# START OF Record extracts

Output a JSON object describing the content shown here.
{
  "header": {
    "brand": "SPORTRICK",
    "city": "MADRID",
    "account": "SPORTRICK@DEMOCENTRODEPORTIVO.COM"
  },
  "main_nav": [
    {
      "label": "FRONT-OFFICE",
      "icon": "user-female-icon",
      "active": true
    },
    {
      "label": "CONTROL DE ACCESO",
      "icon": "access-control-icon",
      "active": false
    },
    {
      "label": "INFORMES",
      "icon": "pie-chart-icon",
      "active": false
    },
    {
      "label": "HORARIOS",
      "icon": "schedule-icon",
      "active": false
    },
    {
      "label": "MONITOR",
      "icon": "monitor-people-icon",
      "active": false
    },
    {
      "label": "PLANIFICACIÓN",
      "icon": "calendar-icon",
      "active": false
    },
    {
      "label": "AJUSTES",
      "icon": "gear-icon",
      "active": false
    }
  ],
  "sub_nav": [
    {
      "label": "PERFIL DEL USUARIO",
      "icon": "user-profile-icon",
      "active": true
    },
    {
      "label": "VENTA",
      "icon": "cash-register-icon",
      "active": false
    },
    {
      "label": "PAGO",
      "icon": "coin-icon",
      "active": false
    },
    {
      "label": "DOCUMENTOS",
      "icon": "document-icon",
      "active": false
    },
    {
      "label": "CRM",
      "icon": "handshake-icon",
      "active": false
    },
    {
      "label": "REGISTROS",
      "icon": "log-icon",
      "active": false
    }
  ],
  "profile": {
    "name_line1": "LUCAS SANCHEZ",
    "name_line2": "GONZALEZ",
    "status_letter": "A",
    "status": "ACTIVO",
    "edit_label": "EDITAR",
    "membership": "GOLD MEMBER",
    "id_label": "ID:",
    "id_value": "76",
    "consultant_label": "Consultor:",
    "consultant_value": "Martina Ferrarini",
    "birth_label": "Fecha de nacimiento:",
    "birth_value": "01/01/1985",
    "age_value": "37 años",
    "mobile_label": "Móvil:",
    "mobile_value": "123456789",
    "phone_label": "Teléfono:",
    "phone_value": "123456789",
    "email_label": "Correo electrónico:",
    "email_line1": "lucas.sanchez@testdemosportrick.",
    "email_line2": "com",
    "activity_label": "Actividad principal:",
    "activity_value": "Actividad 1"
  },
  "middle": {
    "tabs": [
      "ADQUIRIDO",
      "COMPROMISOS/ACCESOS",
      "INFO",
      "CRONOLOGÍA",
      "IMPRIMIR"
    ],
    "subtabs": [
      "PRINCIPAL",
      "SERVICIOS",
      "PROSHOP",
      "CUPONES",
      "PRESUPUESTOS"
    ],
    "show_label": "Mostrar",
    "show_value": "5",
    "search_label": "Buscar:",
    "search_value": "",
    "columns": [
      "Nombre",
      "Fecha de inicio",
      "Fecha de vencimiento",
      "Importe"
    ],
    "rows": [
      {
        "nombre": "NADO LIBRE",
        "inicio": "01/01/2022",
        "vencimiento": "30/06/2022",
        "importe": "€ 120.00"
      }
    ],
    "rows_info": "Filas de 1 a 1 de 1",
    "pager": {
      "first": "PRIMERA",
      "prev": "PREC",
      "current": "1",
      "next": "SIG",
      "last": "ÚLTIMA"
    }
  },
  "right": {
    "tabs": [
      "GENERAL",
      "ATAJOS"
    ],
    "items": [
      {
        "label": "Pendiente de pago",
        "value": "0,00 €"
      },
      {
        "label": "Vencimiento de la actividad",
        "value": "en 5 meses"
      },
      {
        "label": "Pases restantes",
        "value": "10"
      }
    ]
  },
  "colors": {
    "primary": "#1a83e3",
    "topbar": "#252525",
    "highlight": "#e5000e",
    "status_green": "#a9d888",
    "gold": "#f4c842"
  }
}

# END OF Record extracts

__Written request__.
Transcribe each entry precisely, missing none.

__Written answer__.
Output a JSON object describing the content shown here.
{
  "header": {
    "brand": "SPORTRICK",
    "city": "MADRID",
    "account": "SPORTRICK@DEMOCENTRODEPORTIVO.COM"
  },
  "main_nav": [
    {
      "label": "FRONT-OFFICE",
      "icon": "user-female-icon",
      "active": true
    },
    {
      "label": "CONTROL DE ACCESO",
      "icon": "access-control-icon",
      "active": false
    },
    {
      "label": "INFORMES",
      "icon": "pie-chart-icon",
      "active": false
    },
    {
      "label": "HORARIOS",
      "icon": "schedule-icon",
      "active": false
    },
    {
      "label": "MONITOR",
      "icon": "monitor-people-icon",
      "active": false
    },
    {
      "label": "PLANIFICACIÓN",
      "icon": "calendar-icon",
      "active": false
    },
    {
      "label": "AJUSTES",
      "icon": "gear-icon",
      "active": false
    }
  ],
  "sub_nav": [
    {
      "label": "PERFIL DEL USUARIO",
      "icon": "user-profile-icon",
      "active": true
    },
    {
      "label": "VENTA",
      "icon": "cash-register-icon",
      "active": false
    },
    {
      "label": "PAGO",
      "icon": "coin-icon",
      "active": false
    },
    {
      "label": "DOCUMENTOS",
      "icon": "document-icon",
      "active": false
    },
    {
      "label": "CRM",
      "icon": "handshake-icon",
      "active": false
    },
    {
      "label": "REGISTROS",
      "icon": "log-icon",
      "active": false
    }
  ],
  "profile": {
    "name_line1": "LUCAS SANCHEZ",
    "name_line2": "GONZALEZ",
    "status_letter": "A",
    "status": "ACTIVO",
    "edit_label": "EDITAR",
    "membership": "GOLD MEMBER",
    "id_label": "ID:",
    "id_value": "76",
    "consultant_label": "Consultor:",
    "consultant_value": "Martina Ferrarini",
    "birth_label": "Fecha de nacimiento:",
    "birth_value": "01/01/1985",
    "age_value": "37 años",
    "mobile_label": "Móvil:",
    "mobile_value": "123456789",
    "phone_label": "Teléfono:",
    "phone_value": "123456789",
    "email_label": "Correo electrónico:",
    "email_line1": "lucas.sanchez@testdemosportrick.",
    "email_line2": "com",
    "activity_label": "Actividad principal:",
    "activity_value": "Actividad 1"
  },
  "middle": {
    "tabs": [
      "ADQUIRIDO",
      "COMPROMISOS/ACCESOS",
      "INFO",
      "CRONOLOGÍA",
      "IMPRIMIR"
    ],
    "subtabs": [
      "PRINCIPAL",
      "SERVICIOS",
      "PROSHOP",
      "CUPONES",
      "PRESUPUESTOS"
    ],
    "show_label": "Mostrar",
    "show_value": "5",
    "search_label": "Buscar:",
    "search_value": "",
    "columns": [
      "Nombre",
      "Fecha de inicio",
      "Fecha de vencimiento",
      "Importe"
    ],
    "rows": [
      {
        "nombre": "NADO LIBRE",
        "inicio": "01/01/2022",
        "vencimiento": "30/06/2022",
        "importe": "€ 120.00"
      }
    ],
    "rows_info": "Filas de 1 a 1 de 1",
    "pager": {
      "first": "PRIMERA",
      "prev": "PREC",
      "current": "1",
      "next": "SIG",
      "last": "ÚLTIMA"
    }
  },
  "right": {
    "tabs": [
      "GENERAL",
      "ATAJOS"
    ],
    "items": [
      {
        "label": "Pendiente de pago",
        "value": "0,00 €"
      },
      {
        "label": "Vencimiento de la actividad",
        "value": "en 5 meses"
      },
      {
        "label": "Pases restantes",
        "value": "10"
      }
    ]
  },
  "colors": {
    "primary": "#1a83e3",
    "topbar": "#252525",
    "highlight": "#e5000e",
    "status_green": "#a9d888",
    "gold": "#f4c842"
  }
}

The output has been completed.